What you should do →
Go through the records and show each line where the word "Štampaj" occurs.
★ ★ ★ ★ ★ ★ ★
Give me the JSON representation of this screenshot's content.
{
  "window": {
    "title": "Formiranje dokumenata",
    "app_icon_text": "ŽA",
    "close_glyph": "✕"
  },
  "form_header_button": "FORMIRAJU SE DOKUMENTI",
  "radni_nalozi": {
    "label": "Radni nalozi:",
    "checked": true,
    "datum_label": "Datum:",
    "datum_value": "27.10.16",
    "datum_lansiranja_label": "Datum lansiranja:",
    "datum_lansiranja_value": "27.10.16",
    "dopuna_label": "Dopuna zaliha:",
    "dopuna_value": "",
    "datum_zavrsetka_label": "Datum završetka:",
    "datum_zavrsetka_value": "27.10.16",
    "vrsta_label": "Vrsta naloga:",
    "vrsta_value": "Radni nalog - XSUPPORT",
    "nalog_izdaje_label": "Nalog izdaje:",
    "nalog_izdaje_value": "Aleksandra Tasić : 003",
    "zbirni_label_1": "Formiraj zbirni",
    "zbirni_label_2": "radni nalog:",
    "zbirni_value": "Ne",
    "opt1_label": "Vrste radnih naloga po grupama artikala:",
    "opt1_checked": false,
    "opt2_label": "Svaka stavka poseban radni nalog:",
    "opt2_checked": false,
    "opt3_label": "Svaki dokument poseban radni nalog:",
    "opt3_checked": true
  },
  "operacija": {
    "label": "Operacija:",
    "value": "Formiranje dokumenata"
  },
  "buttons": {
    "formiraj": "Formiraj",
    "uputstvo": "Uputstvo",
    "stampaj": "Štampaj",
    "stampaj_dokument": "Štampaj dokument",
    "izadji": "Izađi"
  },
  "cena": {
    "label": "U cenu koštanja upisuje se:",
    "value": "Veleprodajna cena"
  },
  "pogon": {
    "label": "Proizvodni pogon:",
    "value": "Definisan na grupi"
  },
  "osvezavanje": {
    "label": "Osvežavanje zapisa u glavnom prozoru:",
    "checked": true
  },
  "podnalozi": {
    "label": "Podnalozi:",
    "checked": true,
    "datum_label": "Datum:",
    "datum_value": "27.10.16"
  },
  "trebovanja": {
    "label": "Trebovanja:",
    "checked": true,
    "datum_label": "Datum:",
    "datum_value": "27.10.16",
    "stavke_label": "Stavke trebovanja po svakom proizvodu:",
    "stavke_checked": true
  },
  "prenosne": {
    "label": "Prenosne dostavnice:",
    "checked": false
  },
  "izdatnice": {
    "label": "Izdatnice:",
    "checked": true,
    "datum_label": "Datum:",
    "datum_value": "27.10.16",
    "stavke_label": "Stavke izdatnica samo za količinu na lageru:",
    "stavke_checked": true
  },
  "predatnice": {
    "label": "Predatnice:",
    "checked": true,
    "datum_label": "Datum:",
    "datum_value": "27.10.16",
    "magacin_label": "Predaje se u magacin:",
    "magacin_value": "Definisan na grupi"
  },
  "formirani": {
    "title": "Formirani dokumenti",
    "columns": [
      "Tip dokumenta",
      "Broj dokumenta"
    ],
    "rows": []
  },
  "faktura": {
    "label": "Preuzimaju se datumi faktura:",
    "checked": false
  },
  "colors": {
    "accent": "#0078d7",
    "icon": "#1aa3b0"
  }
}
★ ★ ★ ★ ★ ★ ★
Result of this task →
    "stampaj": "Štampaj",
    "stampaj_dokument": "Štampaj dokument",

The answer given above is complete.